Data listing:
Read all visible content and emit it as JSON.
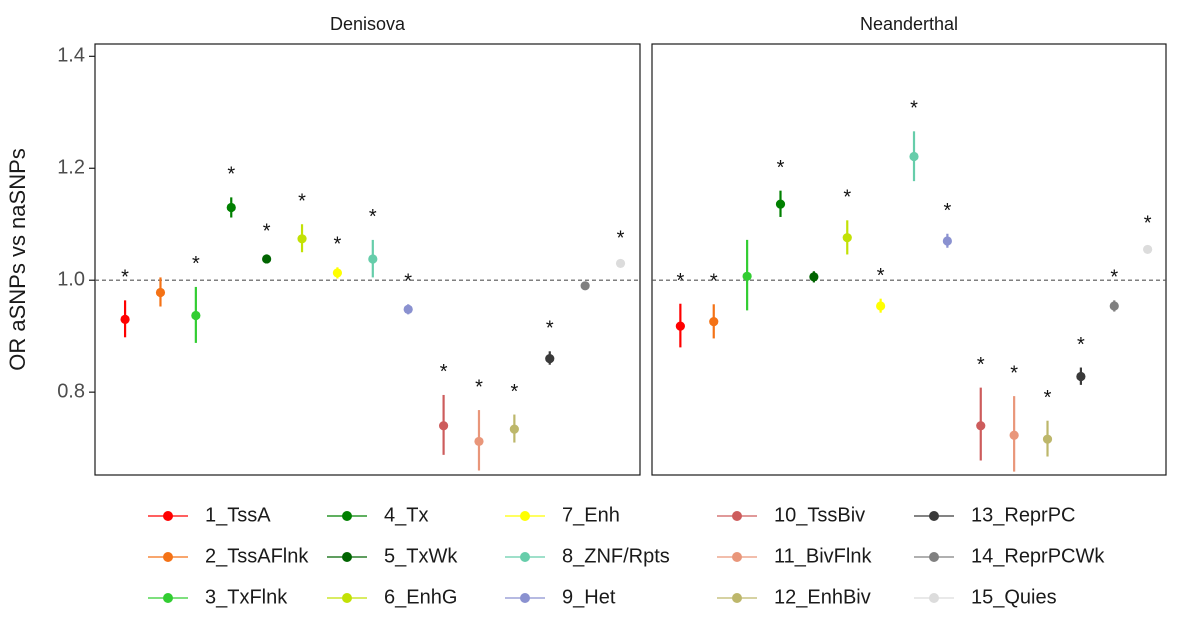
{
  "chart_data": {
    "type": "scatter",
    "ylabel": "OR aSNPs vs naSNPs",
    "xlabel": "",
    "ylim": [
      0.652,
      1.422
    ],
    "y_ticks": [
      0.8,
      1.0,
      1.2,
      1.4
    ],
    "y_tick_labels": [
      "0.8",
      "1.0",
      "1.2",
      "1.4"
    ],
    "reference_line": {
      "y": 1.0,
      "style": "dashed"
    },
    "grid": false,
    "legend_position": "bottom",
    "significance_marker": "*",
    "categories": [
      "1_TssA",
      "2_TssAFlnk",
      "3_TxFlnk",
      "4_Tx",
      "5_TxWk",
      "6_EnhG",
      "7_Enh",
      "8_ZNF/Rpts",
      "9_Het",
      "10_TssBiv",
      "11_BivFlnk",
      "12_EnhBiv",
      "13_ReprPC",
      "14_ReprPCWk",
      "15_Quies"
    ],
    "colors": [
      "#ff0000",
      "#f47216",
      "#32cd32",
      "#008000",
      "#006400",
      "#c2e105",
      "#ffff00",
      "#66cdaa",
      "#8a91d0",
      "#cd5c5c",
      "#e9967a",
      "#bdb76b",
      "#3a3a3a",
      "#808080",
      "#dcdcdc"
    ],
    "panels": [
      {
        "name": "Denisova",
        "points": [
          {
            "category": "1_TssA",
            "value": 0.93,
            "lower": 0.898,
            "upper": 0.964,
            "significant": true
          },
          {
            "category": "2_TssAFlnk",
            "value": 0.978,
            "lower": 0.953,
            "upper": 1.005,
            "significant": false
          },
          {
            "category": "3_TxFlnk",
            "value": 0.937,
            "lower": 0.888,
            "upper": 0.988,
            "significant": true
          },
          {
            "category": "4_Tx",
            "value": 1.13,
            "lower": 1.112,
            "upper": 1.148,
            "significant": true
          },
          {
            "category": "5_TxWk",
            "value": 1.038,
            "lower": 1.03,
            "upper": 1.046,
            "significant": true
          },
          {
            "category": "6_EnhG",
            "value": 1.074,
            "lower": 1.05,
            "upper": 1.1,
            "significant": true
          },
          {
            "category": "7_Enh",
            "value": 1.013,
            "lower": 1.003,
            "upper": 1.023,
            "significant": true
          },
          {
            "category": "8_ZNF/Rpts",
            "value": 1.038,
            "lower": 1.005,
            "upper": 1.072,
            "significant": true
          },
          {
            "category": "9_Het",
            "value": 0.948,
            "lower": 0.939,
            "upper": 0.957,
            "significant": true
          },
          {
            "category": "10_TssBiv",
            "value": 0.74,
            "lower": 0.688,
            "upper": 0.795,
            "significant": true
          },
          {
            "category": "11_BivFlnk",
            "value": 0.712,
            "lower": 0.66,
            "upper": 0.768,
            "significant": true
          },
          {
            "category": "12_EnhBiv",
            "value": 0.734,
            "lower": 0.71,
            "upper": 0.76,
            "significant": true
          },
          {
            "category": "13_ReprPC",
            "value": 0.86,
            "lower": 0.849,
            "upper": 0.873,
            "significant": true
          },
          {
            "category": "14_ReprPCWk",
            "value": 0.99,
            "lower": 0.983,
            "upper": 0.997,
            "significant": false
          },
          {
            "category": "15_Quies",
            "value": 1.03,
            "lower": 1.026,
            "upper": 1.034,
            "significant": true
          }
        ]
      },
      {
        "name": "Neanderthal",
        "points": [
          {
            "category": "1_TssA",
            "value": 0.918,
            "lower": 0.88,
            "upper": 0.958,
            "significant": true
          },
          {
            "category": "2_TssAFlnk",
            "value": 0.926,
            "lower": 0.896,
            "upper": 0.957,
            "significant": true
          },
          {
            "category": "3_TxFlnk",
            "value": 1.007,
            "lower": 0.946,
            "upper": 1.072,
            "significant": false
          },
          {
            "category": "4_Tx",
            "value": 1.136,
            "lower": 1.113,
            "upper": 1.16,
            "significant": true
          },
          {
            "category": "5_TxWk",
            "value": 1.006,
            "lower": 0.996,
            "upper": 1.016,
            "significant": false
          },
          {
            "category": "6_EnhG",
            "value": 1.076,
            "lower": 1.046,
            "upper": 1.107,
            "significant": true
          },
          {
            "category": "7_Enh",
            "value": 0.954,
            "lower": 0.942,
            "upper": 0.967,
            "significant": true
          },
          {
            "category": "8_ZNF/Rpts",
            "value": 1.221,
            "lower": 1.177,
            "upper": 1.266,
            "significant": true
          },
          {
            "category": "9_Het",
            "value": 1.07,
            "lower": 1.058,
            "upper": 1.083,
            "significant": true
          },
          {
            "category": "10_TssBiv",
            "value": 0.74,
            "lower": 0.678,
            "upper": 0.808,
            "significant": true
          },
          {
            "category": "11_BivFlnk",
            "value": 0.723,
            "lower": 0.658,
            "upper": 0.793,
            "significant": true
          },
          {
            "category": "12_EnhBiv",
            "value": 0.716,
            "lower": 0.685,
            "upper": 0.749,
            "significant": true
          },
          {
            "category": "13_ReprPC",
            "value": 0.828,
            "lower": 0.813,
            "upper": 0.844,
            "significant": true
          },
          {
            "category": "14_ReprPCWk",
            "value": 0.954,
            "lower": 0.944,
            "upper": 0.964,
            "significant": true
          },
          {
            "category": "15_Quies",
            "value": 1.055,
            "lower": 1.049,
            "upper": 1.061,
            "significant": true
          }
        ]
      }
    ]
  }
}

▶ **EXERCISE PROMPT**
Restate the whole of the material word for word without the pictures.

▶ **TASK RESPONSE**
Read all visible content and emit it as JSON.
{
  "chart_data": {
    "type": "scatter",
    "ylabel": "OR aSNPs vs naSNPs",
    "xlabel": "",
    "ylim": [
      0.652,
      1.422
    ],
    "y_ticks": [
      0.8,
      1.0,
      1.2,
      1.4
    ],
    "y_tick_labels": [
      "0.8",
      "1.0",
      "1.2",
      "1.4"
    ],
    "reference_line": {
      "y": 1.0,
      "style": "dashed"
    },
    "grid": false,
    "legend_position": "bottom",
    "significance_marker": "*",
    "categories": [
      "1_TssA",
      "2_TssAFlnk",
      "3_TxFlnk",
      "4_Tx",
      "5_TxWk",
      "6_EnhG",
      "7_Enh",
      "8_ZNF/Rpts",
      "9_Het",
      "10_TssBiv",
      "11_BivFlnk",
      "12_EnhBiv",
      "13_ReprPC",
      "14_ReprPCWk",
      "15_Quies"
    ],
    "colors": [
      "#ff0000",
      "#f47216",
      "#32cd32",
      "#008000",
      "#006400",
      "#c2e105",
      "#ffff00",
      "#66cdaa",
      "#8a91d0",
      "#cd5c5c",
      "#e9967a",
      "#bdb76b",
      "#3a3a3a",
      "#808080",
      "#dcdcdc"
    ],
    "panels": [
      {
        "name": "Denisova",
        "points": [
          {
            "category": "1_TssA",
            "value": 0.93,
            "lower": 0.898,
            "upper": 0.964,
            "significant": true
          },
          {
            "category": "2_TssAFlnk",
            "value": 0.978,
            "lower": 0.953,
            "upper": 1.005,
            "significant": false
          },
          {
            "category": "3_TxFlnk",
            "value": 0.937,
            "lower": 0.888,
            "upper": 0.988,
            "significant": true
          },
          {
            "category": "4_Tx",
            "value": 1.13,
            "lower": 1.112,
            "upper": 1.148,
            "significant": true
          },
          {
            "category": "5_TxWk",
            "value": 1.038,
            "lower": 1.03,
            "upper": 1.046,
            "significant": true
          },
          {
            "category": "6_EnhG",
            "value": 1.074,
            "lower": 1.05,
            "upper": 1.1,
            "significant": true
          },
          {
            "category": "7_Enh",
            "value": 1.013,
            "lower": 1.003,
            "upper": 1.023,
            "significant": true
          },
          {
            "category": "8_ZNF/Rpts",
            "value": 1.038,
            "lower": 1.005,
            "upper": 1.072,
            "significant": true
          },
          {
            "category": "9_Het",
            "value": 0.948,
            "lower": 0.939,
            "upper": 0.957,
            "significant": true
          },
          {
            "category": "10_TssBiv",
            "value": 0.74,
            "lower": 0.688,
            "upper": 0.795,
            "significant": true
          },
          {
            "category": "11_BivFlnk",
            "value": 0.712,
            "lower": 0.66,
            "upper": 0.768,
            "significant": true
          },
          {
            "category": "12_EnhBiv",
            "value": 0.734,
            "lower": 0.71,
            "upper": 0.76,
            "significant": true
          },
          {
            "category": "13_ReprPC",
            "value": 0.86,
            "lower": 0.849,
            "upper": 0.873,
            "significant": true
          },
          {
            "category": "14_ReprPCWk",
            "value": 0.99,
            "lower": 0.983,
            "upper": 0.997,
            "significant": false
          },
          {
            "category": "15_Quies",
            "value": 1.03,
            "lower": 1.026,
            "upper": 1.034,
            "significant": true
          }
        ]
      },
      {
        "name": "Neanderthal",
        "points": [
          {
            "category": "1_TssA",
            "value": 0.918,
            "lower": 0.88,
            "upper": 0.958,
            "significant": true
          },
          {
            "category": "2_TssAFlnk",
            "value": 0.926,
            "lower": 0.896,
            "upper": 0.957,
            "significant": true
          },
          {
            "category": "3_TxFlnk",
            "value": 1.007,
            "lower": 0.946,
            "upper": 1.072,
            "significant": false
          },
          {
            "category": "4_Tx",
            "value": 1.136,
            "lower": 1.113,
            "upper": 1.16,
            "significant": true
          },
          {
            "category": "5_TxWk",
            "value": 1.006,
            "lower": 0.996,
            "upper": 1.016,
            "significant": false
          },
          {
            "category": "6_EnhG",
            "value": 1.076,
            "lower": 1.046,
            "upper": 1.107,
            "significant": true
          },
          {
            "category": "7_Enh",
            "value": 0.954,
            "lower": 0.942,
            "upper": 0.967,
            "significant": true
          },
          {
            "category": "8_ZNF/Rpts",
            "value": 1.221,
            "lower": 1.177,
            "upper": 1.266,
            "significant": true
          },
          {
            "category": "9_Het",
            "value": 1.07,
            "lower": 1.058,
            "upper": 1.083,
            "significant": true
          },
          {
            "category": "10_TssBiv",
            "value": 0.74,
            "lower": 0.678,
            "upper": 0.808,
            "significant": true
          },
          {
            "category": "11_BivFlnk",
            "value": 0.723,
            "lower": 0.658,
            "upper": 0.793,
            "significant": true
          },
          {
            "category": "12_EnhBiv",
            "value": 0.716,
            "lower": 0.685,
            "upper": 0.749,
            "significant": true
          },
          {
            "category": "13_ReprPC",
            "value": 0.828,
            "lower": 0.813,
            "upper": 0.844,
            "significant": true
          },
          {
            "category": "14_ReprPCWk",
            "value": 0.954,
            "lower": 0.944,
            "upper": 0.964,
            "significant": true
          },
          {
            "category": "15_Quies",
            "value": 1.055,
            "lower": 1.049,
            "upper": 1.061,
            "significant": true
          }
        ]
      }
    ]
  }
}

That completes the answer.